▶ GIVEN INSTRUCTION
Tally every line featuring "page", then give that tally alone.

▶ THE RECORDS
╔══
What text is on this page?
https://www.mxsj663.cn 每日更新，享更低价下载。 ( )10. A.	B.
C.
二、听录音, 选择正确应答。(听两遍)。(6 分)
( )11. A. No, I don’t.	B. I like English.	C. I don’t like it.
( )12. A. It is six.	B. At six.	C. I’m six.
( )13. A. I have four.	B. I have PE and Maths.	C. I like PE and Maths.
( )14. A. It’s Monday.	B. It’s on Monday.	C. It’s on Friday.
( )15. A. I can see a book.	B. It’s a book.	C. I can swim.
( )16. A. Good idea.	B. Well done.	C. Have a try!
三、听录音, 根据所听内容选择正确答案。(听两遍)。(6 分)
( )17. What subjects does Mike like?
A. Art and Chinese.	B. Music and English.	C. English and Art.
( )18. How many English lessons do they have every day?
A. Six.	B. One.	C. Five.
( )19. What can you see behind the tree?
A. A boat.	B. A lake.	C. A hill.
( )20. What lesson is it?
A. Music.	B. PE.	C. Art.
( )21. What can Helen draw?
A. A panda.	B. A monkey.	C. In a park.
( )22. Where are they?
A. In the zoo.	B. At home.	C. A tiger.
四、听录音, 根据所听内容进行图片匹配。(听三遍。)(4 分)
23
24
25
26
╚══
╔══
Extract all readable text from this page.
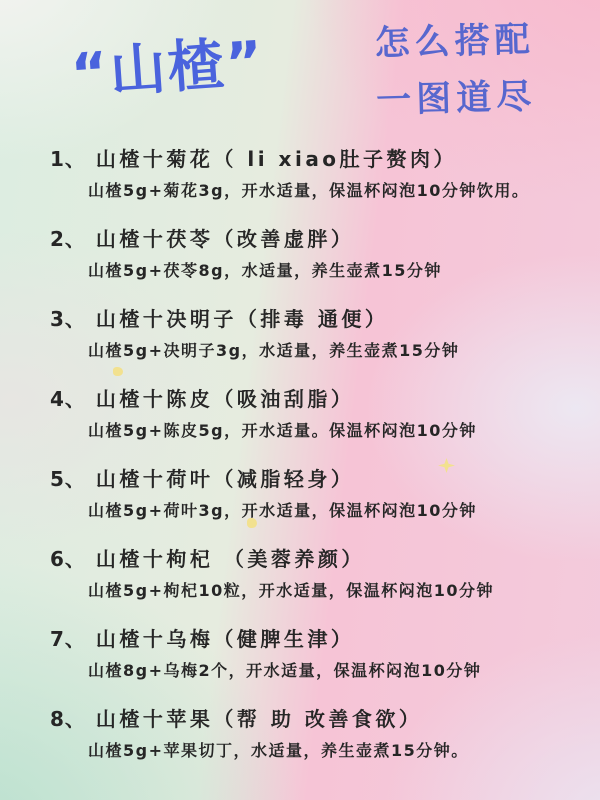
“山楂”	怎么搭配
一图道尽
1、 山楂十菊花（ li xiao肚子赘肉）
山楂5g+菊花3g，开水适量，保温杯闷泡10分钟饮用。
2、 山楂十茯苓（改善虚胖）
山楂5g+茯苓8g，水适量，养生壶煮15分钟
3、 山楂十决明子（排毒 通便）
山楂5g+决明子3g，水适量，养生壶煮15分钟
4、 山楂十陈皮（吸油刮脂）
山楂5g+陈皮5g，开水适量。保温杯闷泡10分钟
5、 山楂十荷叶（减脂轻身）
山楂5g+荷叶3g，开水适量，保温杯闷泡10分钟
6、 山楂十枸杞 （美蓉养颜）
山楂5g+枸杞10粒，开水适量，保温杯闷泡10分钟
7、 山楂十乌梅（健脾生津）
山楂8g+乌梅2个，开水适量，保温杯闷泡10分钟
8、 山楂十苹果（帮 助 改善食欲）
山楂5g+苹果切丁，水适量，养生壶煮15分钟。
╚══
▶ TASK OUTPUT
2